## begin Stored data
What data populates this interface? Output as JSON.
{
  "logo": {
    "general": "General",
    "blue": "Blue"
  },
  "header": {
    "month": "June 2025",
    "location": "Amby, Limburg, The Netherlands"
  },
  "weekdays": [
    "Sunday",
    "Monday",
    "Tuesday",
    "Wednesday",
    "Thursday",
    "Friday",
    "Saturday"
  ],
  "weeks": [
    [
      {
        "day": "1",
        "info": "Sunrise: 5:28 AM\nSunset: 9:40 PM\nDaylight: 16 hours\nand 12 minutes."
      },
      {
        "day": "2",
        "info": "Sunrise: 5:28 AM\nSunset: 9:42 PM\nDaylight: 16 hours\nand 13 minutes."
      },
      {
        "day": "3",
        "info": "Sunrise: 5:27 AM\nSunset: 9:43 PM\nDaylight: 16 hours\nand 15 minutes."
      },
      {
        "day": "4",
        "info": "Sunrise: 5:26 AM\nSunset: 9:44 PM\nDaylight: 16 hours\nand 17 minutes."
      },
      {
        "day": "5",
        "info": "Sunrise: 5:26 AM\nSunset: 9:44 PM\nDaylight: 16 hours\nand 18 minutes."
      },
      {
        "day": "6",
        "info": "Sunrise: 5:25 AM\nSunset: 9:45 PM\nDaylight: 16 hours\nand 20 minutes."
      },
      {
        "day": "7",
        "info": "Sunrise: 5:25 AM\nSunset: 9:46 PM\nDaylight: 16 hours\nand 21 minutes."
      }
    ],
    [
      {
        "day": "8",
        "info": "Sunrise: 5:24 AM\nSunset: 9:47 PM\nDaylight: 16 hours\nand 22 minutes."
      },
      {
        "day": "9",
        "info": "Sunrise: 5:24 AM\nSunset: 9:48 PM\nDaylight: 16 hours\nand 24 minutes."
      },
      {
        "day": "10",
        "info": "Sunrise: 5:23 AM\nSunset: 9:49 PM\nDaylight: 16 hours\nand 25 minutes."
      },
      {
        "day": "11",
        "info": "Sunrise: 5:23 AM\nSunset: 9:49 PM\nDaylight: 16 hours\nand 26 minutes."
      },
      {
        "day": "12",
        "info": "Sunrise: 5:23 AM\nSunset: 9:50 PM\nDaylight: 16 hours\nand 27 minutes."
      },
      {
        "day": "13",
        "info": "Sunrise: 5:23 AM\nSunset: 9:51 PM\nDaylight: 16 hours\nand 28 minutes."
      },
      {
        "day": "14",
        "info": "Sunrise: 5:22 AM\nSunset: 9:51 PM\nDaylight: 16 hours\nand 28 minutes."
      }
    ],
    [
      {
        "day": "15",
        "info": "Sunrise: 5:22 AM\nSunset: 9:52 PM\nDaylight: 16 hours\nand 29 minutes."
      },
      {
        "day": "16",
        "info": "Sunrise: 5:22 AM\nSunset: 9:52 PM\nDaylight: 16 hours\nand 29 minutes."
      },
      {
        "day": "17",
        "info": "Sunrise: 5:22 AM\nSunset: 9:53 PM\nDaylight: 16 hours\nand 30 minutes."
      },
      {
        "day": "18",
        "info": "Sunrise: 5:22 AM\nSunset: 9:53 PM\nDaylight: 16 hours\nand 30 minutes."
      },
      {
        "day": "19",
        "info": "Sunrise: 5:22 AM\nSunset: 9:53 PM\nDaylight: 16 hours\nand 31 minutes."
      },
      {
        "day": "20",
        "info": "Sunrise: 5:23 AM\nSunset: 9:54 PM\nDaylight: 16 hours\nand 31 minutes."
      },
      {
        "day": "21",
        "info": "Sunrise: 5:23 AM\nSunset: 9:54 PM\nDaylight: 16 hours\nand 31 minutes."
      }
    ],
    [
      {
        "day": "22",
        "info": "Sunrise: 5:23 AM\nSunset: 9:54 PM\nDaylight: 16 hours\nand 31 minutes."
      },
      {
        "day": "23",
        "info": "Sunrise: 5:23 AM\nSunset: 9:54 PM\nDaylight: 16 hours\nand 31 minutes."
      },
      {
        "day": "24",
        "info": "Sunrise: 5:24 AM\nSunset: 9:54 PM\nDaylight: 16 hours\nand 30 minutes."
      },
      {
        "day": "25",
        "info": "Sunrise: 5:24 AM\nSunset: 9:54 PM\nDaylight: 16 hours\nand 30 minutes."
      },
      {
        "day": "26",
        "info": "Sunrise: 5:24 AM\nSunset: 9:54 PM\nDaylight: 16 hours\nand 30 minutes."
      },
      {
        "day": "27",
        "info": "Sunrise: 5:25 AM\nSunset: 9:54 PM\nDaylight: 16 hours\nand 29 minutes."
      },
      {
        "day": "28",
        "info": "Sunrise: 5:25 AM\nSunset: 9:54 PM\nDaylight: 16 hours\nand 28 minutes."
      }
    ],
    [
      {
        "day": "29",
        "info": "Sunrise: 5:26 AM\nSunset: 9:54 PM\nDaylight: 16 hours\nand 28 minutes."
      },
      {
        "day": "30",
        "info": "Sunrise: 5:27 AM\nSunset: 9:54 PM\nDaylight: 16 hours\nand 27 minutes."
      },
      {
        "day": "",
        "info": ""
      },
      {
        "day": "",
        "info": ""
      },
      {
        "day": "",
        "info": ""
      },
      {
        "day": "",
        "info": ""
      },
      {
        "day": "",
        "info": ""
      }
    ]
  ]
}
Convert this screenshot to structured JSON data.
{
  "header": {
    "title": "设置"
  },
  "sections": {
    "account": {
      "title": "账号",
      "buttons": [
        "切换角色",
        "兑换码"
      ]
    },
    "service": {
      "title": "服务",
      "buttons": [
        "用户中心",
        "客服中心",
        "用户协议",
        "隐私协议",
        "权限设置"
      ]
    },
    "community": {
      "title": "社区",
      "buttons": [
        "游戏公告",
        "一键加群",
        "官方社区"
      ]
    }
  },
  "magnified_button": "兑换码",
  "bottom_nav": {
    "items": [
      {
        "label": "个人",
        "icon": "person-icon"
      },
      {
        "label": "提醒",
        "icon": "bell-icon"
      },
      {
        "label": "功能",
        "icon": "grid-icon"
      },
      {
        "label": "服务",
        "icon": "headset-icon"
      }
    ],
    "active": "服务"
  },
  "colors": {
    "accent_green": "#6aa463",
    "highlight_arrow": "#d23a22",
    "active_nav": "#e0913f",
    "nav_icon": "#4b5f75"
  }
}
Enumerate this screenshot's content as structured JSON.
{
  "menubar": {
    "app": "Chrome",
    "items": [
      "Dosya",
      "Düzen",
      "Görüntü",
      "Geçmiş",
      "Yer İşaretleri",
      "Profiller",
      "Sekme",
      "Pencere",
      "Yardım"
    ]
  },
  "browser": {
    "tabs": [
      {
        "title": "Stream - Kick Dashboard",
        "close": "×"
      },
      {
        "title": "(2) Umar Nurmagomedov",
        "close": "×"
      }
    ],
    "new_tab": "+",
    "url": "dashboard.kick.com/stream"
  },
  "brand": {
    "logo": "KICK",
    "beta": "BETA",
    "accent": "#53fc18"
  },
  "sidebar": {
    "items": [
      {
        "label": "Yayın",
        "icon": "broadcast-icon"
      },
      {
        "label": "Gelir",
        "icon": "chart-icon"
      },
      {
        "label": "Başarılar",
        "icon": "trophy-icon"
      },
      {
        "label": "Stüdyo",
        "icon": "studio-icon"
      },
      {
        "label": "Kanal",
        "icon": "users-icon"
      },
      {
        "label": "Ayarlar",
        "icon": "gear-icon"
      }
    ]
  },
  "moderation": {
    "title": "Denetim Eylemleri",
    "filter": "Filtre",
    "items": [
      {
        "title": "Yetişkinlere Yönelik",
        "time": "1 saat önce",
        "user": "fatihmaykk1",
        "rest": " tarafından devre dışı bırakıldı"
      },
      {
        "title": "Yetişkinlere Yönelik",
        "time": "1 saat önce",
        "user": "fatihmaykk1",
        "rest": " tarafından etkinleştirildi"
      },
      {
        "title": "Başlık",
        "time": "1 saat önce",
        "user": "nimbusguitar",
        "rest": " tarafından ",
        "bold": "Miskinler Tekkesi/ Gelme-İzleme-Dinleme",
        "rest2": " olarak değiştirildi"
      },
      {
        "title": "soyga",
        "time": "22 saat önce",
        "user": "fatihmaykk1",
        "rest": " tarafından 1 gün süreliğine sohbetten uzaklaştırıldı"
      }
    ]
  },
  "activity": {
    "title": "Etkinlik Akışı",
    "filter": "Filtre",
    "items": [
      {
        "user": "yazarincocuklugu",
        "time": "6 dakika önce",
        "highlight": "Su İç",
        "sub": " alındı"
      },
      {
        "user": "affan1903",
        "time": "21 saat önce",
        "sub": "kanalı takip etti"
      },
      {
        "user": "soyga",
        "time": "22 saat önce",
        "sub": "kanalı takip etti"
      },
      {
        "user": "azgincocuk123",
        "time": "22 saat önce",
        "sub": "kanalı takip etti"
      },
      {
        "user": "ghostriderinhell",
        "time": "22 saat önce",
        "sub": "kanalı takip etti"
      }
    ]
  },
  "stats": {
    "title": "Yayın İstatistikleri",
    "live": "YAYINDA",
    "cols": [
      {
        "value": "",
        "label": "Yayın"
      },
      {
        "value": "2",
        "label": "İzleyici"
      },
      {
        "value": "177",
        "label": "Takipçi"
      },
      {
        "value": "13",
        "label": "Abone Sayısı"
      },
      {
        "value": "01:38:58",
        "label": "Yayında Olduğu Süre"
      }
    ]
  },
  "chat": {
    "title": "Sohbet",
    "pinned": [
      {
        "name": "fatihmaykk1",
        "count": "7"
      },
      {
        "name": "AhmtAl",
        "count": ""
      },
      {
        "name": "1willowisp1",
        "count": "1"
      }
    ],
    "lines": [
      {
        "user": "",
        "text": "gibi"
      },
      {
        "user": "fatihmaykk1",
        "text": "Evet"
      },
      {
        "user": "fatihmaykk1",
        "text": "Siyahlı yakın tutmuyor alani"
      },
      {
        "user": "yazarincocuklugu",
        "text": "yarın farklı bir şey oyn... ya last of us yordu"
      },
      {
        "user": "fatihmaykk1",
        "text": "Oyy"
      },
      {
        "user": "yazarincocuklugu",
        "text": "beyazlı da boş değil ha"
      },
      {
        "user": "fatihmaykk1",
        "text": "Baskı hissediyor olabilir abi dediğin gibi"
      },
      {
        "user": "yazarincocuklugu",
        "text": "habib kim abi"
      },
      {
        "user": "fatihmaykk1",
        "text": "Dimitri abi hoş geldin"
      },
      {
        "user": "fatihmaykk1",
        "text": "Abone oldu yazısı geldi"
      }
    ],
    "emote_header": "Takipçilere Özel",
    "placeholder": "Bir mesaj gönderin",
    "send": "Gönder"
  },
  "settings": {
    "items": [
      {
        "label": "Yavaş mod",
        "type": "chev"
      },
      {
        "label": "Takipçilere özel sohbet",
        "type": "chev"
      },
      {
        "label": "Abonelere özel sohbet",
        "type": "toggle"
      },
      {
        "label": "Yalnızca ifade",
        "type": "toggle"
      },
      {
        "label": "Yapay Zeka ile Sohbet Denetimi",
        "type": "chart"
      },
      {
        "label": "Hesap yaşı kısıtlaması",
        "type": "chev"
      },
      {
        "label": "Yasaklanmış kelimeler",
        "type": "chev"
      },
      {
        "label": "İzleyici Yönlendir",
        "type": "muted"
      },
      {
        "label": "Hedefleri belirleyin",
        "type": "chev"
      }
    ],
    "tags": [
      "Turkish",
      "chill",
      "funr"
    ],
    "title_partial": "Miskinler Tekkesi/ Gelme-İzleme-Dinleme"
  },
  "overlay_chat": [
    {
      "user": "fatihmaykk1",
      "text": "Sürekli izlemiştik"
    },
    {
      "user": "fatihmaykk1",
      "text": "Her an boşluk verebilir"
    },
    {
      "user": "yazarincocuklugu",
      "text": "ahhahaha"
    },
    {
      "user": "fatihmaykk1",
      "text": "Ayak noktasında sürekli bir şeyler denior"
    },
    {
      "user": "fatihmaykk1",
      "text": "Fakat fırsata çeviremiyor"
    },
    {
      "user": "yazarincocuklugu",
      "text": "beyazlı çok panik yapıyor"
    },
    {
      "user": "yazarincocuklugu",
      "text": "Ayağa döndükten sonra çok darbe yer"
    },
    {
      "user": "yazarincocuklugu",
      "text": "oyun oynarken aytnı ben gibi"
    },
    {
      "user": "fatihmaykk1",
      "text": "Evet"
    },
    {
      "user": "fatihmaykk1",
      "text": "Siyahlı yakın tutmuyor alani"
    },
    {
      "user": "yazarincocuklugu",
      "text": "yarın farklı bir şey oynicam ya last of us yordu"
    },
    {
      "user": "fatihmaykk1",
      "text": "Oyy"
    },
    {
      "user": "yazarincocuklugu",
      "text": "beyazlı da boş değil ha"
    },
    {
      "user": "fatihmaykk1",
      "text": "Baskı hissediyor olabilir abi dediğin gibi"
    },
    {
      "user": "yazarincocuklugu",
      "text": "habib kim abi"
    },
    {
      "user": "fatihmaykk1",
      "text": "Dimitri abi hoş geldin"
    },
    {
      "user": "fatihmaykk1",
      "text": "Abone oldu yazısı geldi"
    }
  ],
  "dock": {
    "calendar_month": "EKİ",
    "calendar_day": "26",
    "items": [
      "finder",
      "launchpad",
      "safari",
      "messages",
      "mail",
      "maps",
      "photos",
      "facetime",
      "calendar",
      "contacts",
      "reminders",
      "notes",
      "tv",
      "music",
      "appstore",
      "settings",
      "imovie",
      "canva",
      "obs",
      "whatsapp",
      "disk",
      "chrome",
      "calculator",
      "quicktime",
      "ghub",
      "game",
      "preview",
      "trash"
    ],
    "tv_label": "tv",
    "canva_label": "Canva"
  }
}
## end Stored data
Whichever lines contain the string "yazısı", select and copy them.

■ **Exercise output**
        "text": "Abone oldu yazısı geldi"
      "text": "Abone oldu yazısı geldi"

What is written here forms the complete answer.